------ DATASET EXTRACT

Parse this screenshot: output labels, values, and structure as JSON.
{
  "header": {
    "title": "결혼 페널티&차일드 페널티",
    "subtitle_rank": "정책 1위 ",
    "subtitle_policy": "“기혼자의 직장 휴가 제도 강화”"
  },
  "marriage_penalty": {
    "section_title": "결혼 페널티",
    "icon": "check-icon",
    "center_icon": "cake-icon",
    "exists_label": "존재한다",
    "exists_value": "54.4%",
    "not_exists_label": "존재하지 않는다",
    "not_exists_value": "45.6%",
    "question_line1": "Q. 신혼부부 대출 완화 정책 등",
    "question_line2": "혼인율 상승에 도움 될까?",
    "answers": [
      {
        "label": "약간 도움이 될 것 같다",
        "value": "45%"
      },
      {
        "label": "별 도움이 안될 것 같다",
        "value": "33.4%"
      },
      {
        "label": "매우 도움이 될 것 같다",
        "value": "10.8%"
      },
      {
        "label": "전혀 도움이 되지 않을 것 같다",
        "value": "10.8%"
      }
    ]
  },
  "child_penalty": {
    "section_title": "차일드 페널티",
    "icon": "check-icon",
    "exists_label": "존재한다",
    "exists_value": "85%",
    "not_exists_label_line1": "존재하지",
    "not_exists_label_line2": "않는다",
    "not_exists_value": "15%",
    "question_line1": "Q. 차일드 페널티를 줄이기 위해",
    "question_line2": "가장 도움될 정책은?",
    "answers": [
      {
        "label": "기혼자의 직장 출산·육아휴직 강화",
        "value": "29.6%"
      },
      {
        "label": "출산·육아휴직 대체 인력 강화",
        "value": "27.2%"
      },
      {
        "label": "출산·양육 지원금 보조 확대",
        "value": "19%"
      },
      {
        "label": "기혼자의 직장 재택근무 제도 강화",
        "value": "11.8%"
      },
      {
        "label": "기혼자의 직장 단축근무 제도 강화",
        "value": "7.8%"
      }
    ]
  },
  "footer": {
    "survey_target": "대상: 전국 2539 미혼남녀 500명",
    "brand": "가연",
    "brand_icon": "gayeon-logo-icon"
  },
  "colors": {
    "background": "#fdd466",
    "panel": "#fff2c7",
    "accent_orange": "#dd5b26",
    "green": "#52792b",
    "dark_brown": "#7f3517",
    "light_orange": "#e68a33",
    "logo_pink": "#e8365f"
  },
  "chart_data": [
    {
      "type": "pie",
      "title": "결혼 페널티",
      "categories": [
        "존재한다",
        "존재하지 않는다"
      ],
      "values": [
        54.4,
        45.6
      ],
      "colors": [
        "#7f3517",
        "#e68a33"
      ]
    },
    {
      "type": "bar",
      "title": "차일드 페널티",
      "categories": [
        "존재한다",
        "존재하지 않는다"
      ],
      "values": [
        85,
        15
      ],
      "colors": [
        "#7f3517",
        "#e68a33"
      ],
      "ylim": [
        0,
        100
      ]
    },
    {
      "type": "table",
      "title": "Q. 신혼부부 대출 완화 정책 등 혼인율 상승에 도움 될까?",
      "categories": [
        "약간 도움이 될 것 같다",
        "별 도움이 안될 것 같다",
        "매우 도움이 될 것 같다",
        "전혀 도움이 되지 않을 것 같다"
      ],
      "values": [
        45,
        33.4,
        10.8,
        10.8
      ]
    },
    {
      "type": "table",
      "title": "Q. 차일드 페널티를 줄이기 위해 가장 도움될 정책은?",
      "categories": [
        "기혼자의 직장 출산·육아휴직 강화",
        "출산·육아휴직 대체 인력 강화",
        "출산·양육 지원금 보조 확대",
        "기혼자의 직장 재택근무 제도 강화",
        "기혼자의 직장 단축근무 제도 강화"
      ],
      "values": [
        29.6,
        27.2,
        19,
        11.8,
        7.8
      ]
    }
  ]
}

------------

GIVEN PROBLEM >> Only a number is needed: how many lines of the material above contain "페널티를"?

CORRECT OUTPUT >> 2